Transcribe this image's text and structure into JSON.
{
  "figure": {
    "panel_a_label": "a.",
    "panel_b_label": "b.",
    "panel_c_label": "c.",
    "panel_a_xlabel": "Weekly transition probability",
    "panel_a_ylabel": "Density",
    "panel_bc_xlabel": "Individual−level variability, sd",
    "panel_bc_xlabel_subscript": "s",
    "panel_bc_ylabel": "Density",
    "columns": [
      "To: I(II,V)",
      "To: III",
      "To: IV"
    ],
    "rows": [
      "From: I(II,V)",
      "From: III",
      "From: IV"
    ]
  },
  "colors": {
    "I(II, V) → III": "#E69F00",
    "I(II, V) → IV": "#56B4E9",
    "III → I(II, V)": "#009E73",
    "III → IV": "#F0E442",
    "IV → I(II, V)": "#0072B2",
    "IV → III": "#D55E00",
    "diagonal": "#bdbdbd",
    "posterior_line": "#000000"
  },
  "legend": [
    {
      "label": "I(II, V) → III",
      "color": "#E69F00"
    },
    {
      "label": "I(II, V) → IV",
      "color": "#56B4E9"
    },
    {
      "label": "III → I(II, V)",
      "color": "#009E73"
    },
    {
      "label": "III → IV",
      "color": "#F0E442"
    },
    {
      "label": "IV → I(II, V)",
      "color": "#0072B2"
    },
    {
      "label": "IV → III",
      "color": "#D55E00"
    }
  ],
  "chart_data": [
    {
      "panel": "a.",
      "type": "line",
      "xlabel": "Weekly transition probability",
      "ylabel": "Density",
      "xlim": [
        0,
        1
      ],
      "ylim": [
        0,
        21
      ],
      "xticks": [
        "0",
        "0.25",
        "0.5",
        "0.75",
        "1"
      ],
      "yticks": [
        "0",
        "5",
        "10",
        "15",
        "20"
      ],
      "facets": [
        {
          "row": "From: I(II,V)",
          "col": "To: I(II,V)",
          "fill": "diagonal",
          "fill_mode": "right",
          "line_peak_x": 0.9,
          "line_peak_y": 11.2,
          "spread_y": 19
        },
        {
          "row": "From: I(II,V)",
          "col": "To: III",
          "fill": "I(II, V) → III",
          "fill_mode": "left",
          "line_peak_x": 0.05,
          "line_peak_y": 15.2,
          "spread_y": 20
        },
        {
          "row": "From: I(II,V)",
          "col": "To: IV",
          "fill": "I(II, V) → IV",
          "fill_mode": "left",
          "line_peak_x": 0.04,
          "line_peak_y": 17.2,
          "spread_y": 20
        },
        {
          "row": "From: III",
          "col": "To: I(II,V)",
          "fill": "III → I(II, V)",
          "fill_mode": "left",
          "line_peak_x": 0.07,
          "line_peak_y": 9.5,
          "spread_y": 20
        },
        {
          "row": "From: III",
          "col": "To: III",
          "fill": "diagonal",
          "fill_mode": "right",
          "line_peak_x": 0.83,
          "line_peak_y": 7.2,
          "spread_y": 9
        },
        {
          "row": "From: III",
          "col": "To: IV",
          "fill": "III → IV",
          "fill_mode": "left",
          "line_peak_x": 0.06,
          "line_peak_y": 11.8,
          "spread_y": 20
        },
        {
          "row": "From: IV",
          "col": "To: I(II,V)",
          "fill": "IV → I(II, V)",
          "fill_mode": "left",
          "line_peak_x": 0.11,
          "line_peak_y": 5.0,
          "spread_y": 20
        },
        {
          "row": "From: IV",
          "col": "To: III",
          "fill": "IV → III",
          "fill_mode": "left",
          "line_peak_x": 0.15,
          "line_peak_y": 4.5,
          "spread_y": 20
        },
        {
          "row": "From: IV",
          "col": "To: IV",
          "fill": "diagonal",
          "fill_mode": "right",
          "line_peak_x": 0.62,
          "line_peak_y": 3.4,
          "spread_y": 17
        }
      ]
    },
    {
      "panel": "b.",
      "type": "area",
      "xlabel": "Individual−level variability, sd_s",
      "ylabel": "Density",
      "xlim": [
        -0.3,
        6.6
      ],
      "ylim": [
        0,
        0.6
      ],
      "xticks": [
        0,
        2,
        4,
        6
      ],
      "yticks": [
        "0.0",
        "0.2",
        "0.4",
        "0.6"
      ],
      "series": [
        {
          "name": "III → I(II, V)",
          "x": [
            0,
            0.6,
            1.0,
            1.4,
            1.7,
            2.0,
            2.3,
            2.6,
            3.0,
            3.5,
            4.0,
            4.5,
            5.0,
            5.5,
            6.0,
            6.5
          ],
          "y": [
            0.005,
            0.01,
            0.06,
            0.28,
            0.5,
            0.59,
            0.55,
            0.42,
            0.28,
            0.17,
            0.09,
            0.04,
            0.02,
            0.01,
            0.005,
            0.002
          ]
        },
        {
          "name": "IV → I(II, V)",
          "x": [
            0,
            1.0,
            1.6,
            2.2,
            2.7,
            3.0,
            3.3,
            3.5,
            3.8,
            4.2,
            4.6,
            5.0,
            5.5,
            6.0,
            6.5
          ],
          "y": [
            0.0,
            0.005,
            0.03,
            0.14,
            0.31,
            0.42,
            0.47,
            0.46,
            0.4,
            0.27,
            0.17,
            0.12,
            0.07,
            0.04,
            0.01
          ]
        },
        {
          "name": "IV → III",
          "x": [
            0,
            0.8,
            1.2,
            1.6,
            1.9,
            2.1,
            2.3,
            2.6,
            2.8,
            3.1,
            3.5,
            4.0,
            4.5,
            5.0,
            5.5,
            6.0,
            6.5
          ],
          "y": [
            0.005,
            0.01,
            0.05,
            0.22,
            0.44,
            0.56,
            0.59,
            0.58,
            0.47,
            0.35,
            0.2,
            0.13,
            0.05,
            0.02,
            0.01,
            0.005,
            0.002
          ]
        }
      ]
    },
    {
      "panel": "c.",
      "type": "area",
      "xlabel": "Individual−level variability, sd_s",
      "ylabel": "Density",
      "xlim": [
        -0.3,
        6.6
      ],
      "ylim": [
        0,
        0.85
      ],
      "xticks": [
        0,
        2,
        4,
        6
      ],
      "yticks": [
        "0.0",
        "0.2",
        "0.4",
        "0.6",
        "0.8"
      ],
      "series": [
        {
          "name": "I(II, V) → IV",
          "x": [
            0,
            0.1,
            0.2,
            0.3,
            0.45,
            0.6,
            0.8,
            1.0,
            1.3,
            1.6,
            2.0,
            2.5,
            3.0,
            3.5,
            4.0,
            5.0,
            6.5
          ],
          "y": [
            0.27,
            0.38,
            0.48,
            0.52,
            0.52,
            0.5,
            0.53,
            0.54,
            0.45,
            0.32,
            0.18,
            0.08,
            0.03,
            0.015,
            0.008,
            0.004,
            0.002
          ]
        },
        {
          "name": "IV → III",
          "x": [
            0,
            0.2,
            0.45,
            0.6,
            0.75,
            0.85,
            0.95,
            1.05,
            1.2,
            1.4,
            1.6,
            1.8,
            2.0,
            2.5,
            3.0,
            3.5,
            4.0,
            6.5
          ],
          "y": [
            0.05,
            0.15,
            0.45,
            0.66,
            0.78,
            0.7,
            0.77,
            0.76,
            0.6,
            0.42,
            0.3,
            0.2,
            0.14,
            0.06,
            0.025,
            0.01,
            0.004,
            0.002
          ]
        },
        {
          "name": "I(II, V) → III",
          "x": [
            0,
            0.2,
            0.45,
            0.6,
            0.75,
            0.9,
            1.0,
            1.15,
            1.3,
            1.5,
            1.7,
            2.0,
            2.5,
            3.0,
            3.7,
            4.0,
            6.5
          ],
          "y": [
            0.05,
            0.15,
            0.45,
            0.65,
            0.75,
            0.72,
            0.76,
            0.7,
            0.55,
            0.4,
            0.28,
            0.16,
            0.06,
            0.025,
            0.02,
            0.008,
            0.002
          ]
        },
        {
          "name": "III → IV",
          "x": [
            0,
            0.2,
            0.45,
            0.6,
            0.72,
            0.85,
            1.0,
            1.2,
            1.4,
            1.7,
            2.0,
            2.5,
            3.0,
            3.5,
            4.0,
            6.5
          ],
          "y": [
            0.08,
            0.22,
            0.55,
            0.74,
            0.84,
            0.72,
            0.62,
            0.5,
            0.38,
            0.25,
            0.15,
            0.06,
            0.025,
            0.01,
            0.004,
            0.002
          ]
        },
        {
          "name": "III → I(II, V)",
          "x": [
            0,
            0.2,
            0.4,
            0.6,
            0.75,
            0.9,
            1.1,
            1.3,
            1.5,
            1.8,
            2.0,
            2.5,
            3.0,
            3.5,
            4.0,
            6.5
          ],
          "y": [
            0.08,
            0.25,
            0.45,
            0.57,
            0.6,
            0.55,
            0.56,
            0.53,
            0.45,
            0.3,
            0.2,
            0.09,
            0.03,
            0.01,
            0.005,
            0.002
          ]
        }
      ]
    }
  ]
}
····················
Looking at the records above, count the lines where the word "name" appears. State only the number.

▶ [CORRECT OUTPUT] 8